**Provided data:**
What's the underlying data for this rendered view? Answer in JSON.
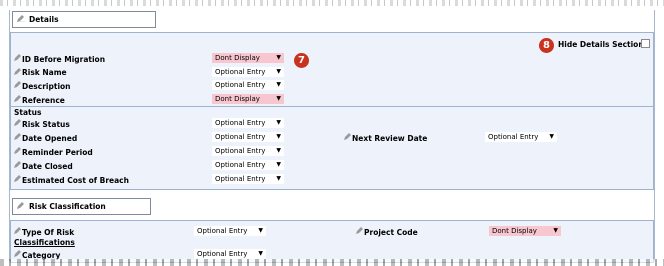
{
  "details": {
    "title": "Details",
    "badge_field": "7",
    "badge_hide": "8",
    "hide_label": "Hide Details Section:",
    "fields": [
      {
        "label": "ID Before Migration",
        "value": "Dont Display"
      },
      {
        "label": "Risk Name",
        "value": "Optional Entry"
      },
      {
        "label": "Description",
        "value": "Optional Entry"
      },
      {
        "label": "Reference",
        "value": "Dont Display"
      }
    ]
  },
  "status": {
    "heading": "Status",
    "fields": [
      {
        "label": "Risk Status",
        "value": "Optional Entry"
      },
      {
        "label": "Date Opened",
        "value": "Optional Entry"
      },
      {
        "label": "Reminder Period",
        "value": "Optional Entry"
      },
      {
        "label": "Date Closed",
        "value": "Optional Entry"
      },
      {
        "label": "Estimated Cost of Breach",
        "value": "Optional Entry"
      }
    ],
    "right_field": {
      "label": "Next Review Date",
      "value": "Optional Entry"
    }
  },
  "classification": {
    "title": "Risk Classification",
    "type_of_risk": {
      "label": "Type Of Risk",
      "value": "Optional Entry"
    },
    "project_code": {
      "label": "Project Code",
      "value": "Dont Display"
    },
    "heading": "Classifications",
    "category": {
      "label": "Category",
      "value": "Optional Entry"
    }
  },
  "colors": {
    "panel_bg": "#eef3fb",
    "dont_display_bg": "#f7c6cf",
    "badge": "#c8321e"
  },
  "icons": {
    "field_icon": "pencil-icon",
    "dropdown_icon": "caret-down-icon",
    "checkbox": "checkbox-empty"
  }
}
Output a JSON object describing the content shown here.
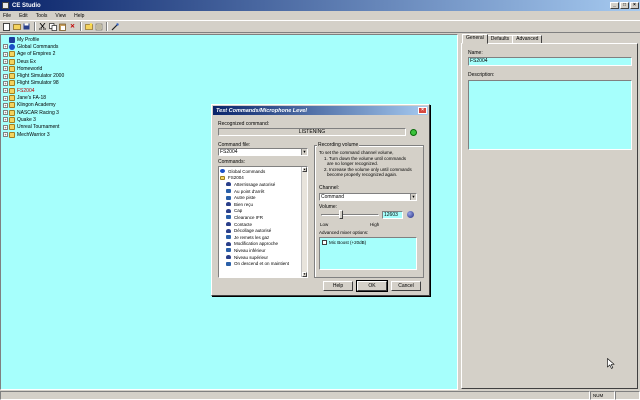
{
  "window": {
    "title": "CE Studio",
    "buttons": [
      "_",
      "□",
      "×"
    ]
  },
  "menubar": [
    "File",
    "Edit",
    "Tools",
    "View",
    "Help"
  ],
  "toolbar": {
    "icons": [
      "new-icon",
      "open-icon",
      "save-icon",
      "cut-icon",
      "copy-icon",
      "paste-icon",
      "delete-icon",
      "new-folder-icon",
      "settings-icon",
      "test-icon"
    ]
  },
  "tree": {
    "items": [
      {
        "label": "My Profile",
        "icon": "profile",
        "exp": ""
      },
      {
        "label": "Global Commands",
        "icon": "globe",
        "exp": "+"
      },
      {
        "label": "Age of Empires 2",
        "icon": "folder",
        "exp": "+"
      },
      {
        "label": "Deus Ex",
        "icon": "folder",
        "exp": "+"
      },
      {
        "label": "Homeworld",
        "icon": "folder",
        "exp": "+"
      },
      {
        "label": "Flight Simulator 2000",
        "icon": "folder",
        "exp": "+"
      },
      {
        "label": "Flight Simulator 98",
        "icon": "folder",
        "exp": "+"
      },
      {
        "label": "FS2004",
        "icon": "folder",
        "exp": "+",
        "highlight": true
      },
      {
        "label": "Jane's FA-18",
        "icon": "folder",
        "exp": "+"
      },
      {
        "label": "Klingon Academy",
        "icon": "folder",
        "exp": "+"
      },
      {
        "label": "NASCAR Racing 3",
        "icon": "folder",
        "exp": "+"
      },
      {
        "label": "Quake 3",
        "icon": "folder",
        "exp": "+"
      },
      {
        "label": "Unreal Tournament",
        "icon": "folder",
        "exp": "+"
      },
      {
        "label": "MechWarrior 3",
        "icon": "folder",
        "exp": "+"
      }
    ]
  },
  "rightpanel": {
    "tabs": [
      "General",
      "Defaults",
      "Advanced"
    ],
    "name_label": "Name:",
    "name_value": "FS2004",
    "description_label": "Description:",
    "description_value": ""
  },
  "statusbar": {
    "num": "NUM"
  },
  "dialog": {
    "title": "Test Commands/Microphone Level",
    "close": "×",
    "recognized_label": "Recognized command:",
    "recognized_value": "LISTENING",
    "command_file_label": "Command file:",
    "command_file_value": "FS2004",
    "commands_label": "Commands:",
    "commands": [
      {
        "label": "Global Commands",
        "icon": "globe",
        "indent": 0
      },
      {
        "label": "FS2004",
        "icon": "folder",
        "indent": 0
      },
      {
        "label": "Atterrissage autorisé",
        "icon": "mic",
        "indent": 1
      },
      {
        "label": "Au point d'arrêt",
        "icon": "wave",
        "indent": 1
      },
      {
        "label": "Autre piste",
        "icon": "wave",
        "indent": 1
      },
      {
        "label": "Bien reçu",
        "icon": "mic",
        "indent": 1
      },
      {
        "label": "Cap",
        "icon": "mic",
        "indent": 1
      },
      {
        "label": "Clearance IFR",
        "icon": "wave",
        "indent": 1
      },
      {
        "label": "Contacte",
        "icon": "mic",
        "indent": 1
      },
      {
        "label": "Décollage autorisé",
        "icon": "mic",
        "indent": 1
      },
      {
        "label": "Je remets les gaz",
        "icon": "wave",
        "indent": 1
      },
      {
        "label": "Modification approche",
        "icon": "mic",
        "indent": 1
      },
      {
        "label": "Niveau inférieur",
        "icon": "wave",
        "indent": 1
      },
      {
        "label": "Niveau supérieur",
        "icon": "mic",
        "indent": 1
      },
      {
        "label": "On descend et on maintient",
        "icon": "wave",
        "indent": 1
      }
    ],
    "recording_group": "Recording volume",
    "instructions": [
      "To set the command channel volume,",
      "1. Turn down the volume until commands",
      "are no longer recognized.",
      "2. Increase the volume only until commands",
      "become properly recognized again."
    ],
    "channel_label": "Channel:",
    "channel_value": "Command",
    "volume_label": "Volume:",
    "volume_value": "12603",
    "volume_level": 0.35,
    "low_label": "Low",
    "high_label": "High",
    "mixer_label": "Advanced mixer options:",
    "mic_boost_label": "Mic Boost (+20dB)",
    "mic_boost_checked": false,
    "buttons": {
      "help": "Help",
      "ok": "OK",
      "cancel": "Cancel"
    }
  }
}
...
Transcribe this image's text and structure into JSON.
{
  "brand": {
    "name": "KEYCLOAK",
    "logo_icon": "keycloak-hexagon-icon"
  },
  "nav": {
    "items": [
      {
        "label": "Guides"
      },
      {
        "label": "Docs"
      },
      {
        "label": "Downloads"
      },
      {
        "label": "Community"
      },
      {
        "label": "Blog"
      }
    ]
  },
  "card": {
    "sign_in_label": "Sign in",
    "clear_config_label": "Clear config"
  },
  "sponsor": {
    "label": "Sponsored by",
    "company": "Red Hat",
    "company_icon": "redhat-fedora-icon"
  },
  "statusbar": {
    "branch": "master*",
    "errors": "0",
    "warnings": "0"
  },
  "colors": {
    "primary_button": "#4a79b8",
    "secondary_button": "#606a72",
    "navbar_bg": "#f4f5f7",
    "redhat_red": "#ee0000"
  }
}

**Given instruction:** Select every line above that contains the word "JSON", and copy it.

**Worked solution:**
What's the underlying data for this rendered view? Answer in JSON.
Output a JSON object describing the content shown here.
Transcribe this image's text and structure into JSON.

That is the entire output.